(Task goal): Reproduce all the entries precisely.

(The records):
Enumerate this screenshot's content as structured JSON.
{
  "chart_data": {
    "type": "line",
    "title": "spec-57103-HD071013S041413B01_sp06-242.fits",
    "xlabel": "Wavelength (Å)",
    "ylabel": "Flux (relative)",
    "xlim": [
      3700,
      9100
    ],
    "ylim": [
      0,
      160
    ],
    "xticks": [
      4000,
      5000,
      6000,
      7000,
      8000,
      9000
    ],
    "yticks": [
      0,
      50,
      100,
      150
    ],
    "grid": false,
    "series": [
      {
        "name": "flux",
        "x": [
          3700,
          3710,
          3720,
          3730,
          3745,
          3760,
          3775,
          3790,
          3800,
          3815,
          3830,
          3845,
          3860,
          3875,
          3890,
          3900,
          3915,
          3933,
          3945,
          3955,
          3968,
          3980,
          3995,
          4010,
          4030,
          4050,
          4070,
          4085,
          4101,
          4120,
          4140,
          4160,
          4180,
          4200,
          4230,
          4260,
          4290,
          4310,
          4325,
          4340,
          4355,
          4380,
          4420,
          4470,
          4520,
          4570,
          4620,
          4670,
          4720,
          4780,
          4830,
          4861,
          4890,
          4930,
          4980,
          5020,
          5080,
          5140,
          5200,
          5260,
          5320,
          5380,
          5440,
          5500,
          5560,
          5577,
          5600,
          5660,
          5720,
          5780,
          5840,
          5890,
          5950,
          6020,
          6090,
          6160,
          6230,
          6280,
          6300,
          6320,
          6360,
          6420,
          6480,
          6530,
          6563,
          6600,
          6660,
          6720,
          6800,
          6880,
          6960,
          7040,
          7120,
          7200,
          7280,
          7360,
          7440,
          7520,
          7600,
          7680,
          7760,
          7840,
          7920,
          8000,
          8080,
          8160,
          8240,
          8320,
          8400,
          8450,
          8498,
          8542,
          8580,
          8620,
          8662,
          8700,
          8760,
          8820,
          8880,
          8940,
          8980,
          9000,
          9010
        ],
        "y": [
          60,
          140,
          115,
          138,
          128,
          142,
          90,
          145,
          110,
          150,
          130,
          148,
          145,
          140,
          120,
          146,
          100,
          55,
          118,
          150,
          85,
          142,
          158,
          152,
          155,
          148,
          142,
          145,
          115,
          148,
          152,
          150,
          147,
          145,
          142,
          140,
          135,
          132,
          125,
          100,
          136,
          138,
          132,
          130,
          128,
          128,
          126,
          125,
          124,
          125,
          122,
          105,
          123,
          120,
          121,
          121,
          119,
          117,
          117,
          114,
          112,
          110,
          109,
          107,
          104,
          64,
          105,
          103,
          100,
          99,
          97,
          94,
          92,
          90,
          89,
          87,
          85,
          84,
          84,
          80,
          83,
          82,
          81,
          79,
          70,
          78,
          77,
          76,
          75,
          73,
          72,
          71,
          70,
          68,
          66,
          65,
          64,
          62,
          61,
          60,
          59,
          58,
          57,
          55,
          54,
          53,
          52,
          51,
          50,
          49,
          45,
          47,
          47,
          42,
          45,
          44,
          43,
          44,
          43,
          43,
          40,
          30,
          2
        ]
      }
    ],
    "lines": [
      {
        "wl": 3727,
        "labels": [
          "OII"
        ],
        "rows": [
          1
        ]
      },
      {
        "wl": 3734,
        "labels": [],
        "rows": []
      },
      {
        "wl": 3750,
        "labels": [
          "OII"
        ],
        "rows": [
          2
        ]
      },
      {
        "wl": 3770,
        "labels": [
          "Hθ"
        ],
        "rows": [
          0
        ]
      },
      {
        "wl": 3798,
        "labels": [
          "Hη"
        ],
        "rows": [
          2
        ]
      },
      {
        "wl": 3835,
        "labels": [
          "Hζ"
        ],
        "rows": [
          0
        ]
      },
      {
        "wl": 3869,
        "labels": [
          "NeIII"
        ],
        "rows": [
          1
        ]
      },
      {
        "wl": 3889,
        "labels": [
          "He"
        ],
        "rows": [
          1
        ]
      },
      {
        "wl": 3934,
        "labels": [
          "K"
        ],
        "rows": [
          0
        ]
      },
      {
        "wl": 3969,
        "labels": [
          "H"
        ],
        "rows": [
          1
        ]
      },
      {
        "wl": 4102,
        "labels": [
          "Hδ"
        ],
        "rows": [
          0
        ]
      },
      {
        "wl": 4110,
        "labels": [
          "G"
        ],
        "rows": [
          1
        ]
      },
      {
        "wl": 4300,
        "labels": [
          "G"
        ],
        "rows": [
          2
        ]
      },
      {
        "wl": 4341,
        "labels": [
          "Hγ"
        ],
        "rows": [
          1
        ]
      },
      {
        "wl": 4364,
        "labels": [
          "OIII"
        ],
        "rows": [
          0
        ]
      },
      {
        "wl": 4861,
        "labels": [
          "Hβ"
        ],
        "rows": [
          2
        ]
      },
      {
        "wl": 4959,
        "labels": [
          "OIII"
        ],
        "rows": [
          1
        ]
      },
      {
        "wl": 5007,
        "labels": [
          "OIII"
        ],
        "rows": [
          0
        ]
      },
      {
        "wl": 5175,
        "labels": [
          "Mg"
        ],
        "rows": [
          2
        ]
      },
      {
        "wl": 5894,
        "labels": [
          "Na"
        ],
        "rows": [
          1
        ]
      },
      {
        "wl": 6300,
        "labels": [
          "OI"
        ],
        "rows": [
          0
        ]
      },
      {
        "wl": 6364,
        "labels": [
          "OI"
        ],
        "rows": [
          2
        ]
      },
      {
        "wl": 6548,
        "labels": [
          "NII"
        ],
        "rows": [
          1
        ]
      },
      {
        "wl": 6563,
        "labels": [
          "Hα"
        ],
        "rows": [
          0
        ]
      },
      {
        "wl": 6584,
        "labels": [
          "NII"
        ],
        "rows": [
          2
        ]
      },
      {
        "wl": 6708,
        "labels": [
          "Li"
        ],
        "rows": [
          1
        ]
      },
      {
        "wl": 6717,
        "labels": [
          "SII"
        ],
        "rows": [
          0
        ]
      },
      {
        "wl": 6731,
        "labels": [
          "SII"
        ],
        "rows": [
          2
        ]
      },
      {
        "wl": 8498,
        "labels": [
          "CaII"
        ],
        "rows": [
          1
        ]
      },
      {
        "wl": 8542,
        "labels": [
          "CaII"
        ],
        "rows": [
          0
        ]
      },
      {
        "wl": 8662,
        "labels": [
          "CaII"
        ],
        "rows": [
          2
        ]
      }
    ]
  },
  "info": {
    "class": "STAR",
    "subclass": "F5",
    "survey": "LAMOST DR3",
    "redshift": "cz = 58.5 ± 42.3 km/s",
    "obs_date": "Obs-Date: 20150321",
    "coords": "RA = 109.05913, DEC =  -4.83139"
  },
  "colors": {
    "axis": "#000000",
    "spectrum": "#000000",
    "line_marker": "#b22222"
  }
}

(Written reply):
Enumerate this screenshot's content as structured JSON.
{
  "chart_data": {
    "type": "line",
    "title": "spec-57103-HD071013S041413B01_sp06-242.fits",
    "xlabel": "Wavelength (Å)",
    "ylabel": "Flux (relative)",
    "xlim": [
      3700,
      9100
    ],
    "ylim": [
      0,
      160
    ],
    "xticks": [
      4000,
      5000,
      6000,
      7000,
      8000,
      9000
    ],
    "yticks": [
      0,
      50,
      100,
      150
    ],
    "grid": false,
    "series": [
      {
        "name": "flux",
        "x": [
          3700,
          3710,
          3720,
          3730,
          3745,
          3760,
          3775,
          3790,
          3800,
          3815,
          3830,
          3845,
          3860,
          3875,
          3890,
          3900,
          3915,
          3933,
          3945,
          3955,
          3968,
          3980,
          3995,
          4010,
          4030,
          4050,
          4070,
          4085,
          4101,
          4120,
          4140,
          4160,
          4180,
          4200,
          4230,
          4260,
          4290,
          4310,
          4325,
          4340,
          4355,
          4380,
          4420,
          4470,
          4520,
          4570,
          4620,
          4670,
          4720,
          4780,
          4830,
          4861,
          4890,
          4930,
          4980,
          5020,
          5080,
          5140,
          5200,
          5260,
          5320,
          5380,
          5440,
          5500,
          5560,
          5577,
          5600,
          5660,
          5720,
          5780,
          5840,
          5890,
          5950,
          6020,
          6090,
          6160,
          6230,
          6280,
          6300,
          6320,
          6360,
          6420,
          6480,
          6530,
          6563,
          6600,
          6660,
          6720,
          6800,
          6880,
          6960,
          7040,
          7120,
          7200,
          7280,
          7360,
          7440,
          7520,
          7600,
          7680,
          7760,
          7840,
          7920,
          8000,
          8080,
          8160,
          8240,
          8320,
          8400,
          8450,
          8498,
          8542,
          8580,
          8620,
          8662,
          8700,
          8760,
          8820,
          8880,
          8940,
          8980,
          9000,
          9010
        ],
        "y": [
          60,
          140,
          115,
          138,
          128,
          142,
          90,
          145,
          110,
          150,
          130,
          148,
          145,
          140,
          120,
          146,
          100,
          55,
          118,
          150,
          85,
          142,
          158,
          152,
          155,
          148,
          142,
          145,
          115,
          148,
          152,
          150,
          147,
          145,
          142,
          140,
          135,
          132,
          125,
          100,
          136,
          138,
          132,
          130,
          128,
          128,
          126,
          125,
          124,
          125,
          122,
          105,
          123,
          120,
          121,
          121,
          119,
          117,
          117,
          114,
          112,
          110,
          109,
          107,
          104,
          64,
          105,
          103,
          100,
          99,
          97,
          94,
          92,
          90,
          89,
          87,
          85,
          84,
          84,
          80,
          83,
          82,
          81,
          79,
          70,
          78,
          77,
          76,
          75,
          73,
          72,
          71,
          70,
          68,
          66,
          65,
          64,
          62,
          61,
          60,
          59,
          58,
          57,
          55,
          54,
          53,
          52,
          51,
          50,
          49,
          45,
          47,
          47,
          42,
          45,
          44,
          43,
          44,
          43,
          43,
          40,
          30,
          2
        ]
      }
    ],
    "lines": [
      {
        "wl": 3727,
        "labels": [
          "OII"
        ],
        "rows": [
          1
        ]
      },
      {
        "wl": 3734,
        "labels": [],
        "rows": []
      },
      {
        "wl": 3750,
        "labels": [
          "OII"
        ],
        "rows": [
          2
        ]
      },
      {
        "wl": 3770,
        "labels": [
          "Hθ"
        ],
        "rows": [
          0
        ]
      },
      {
        "wl": 3798,
        "labels": [
          "Hη"
        ],
        "rows": [
          2
        ]
      },
      {
        "wl": 3835,
        "labels": [
          "Hζ"
        ],
        "rows": [
          0
        ]
      },
      {
        "wl": 3869,
        "labels": [
          "NeIII"
        ],
        "rows": [
          1
        ]
      },
      {
        "wl": 3889,
        "labels": [
          "He"
        ],
        "rows": [
          1
        ]
      },
      {
        "wl": 3934,
        "labels": [
          "K"
        ],
        "rows": [
          0
        ]
      },
      {
        "wl": 3969,
        "labels": [
          "H"
        ],
        "rows": [
          1
        ]
      },
      {
        "wl": 4102,
        "labels": [
          "Hδ"
        ],
        "rows": [
          0
        ]
      },
      {
        "wl": 4110,
        "labels": [
          "G"
        ],
        "rows": [
          1
        ]
      },
      {
        "wl": 4300,
        "labels": [
          "G"
        ],
        "rows": [
          2
        ]
      },
      {
        "wl": 4341,
        "labels": [
          "Hγ"
        ],
        "rows": [
          1
        ]
      },
      {
        "wl": 4364,
        "labels": [
          "OIII"
        ],
        "rows": [
          0
        ]
      },
      {
        "wl": 4861,
        "labels": [
          "Hβ"
        ],
        "rows": [
          2
        ]
      },
      {
        "wl": 4959,
        "labels": [
          "OIII"
        ],
        "rows": [
          1
        ]
      },
      {
        "wl": 5007,
        "labels": [
          "OIII"
        ],
        "rows": [
          0
        ]
      },
      {
        "wl": 5175,
        "labels": [
          "Mg"
        ],
        "rows": [
          2
        ]
      },
      {
        "wl": 5894,
        "labels": [
          "Na"
        ],
        "rows": [
          1
        ]
      },
      {
        "wl": 6300,
        "labels": [
          "OI"
        ],
        "rows": [
          0
        ]
      },
      {
        "wl": 6364,
        "labels": [
          "OI"
        ],
        "rows": [
          2
        ]
      },
      {
        "wl": 6548,
        "labels": [
          "NII"
        ],
        "rows": [
          1
        ]
      },
      {
        "wl": 6563,
        "labels": [
          "Hα"
        ],
        "rows": [
          0
        ]
      },
      {
        "wl": 6584,
        "labels": [
          "NII"
        ],
        "rows": [
          2
        ]
      },
      {
        "wl": 6708,
        "labels": [
          "Li"
        ],
        "rows": [
          1
        ]
      },
      {
        "wl": 6717,
        "labels": [
          "SII"
        ],
        "rows": [
          0
        ]
      },
      {
        "wl": 6731,
        "labels": [
          "SII"
        ],
        "rows": [
          2
        ]
      },
      {
        "wl": 8498,
        "labels": [
          "CaII"
        ],
        "rows": [
          1
        ]
      },
      {
        "wl": 8542,
        "labels": [
          "CaII"
        ],
        "rows": [
          0
        ]
      },
      {
        "wl": 8662,
        "labels": [
          "CaII"
        ],
        "rows": [
          2
        ]
      }
    ]
  },
  "info": {
    "class": "STAR",
    "subclass": "F5",
    "survey": "LAMOST DR3",
    "redshift": "cz = 58.5 ± 42.3 km/s",
    "obs_date": "Obs-Date: 20150321",
    "coords": "RA = 109.05913, DEC =  -4.83139"
  },
  "colors": {
    "axis": "#000000",
    "spectrum": "#000000",
    "line_marker": "#b22222"
  }
}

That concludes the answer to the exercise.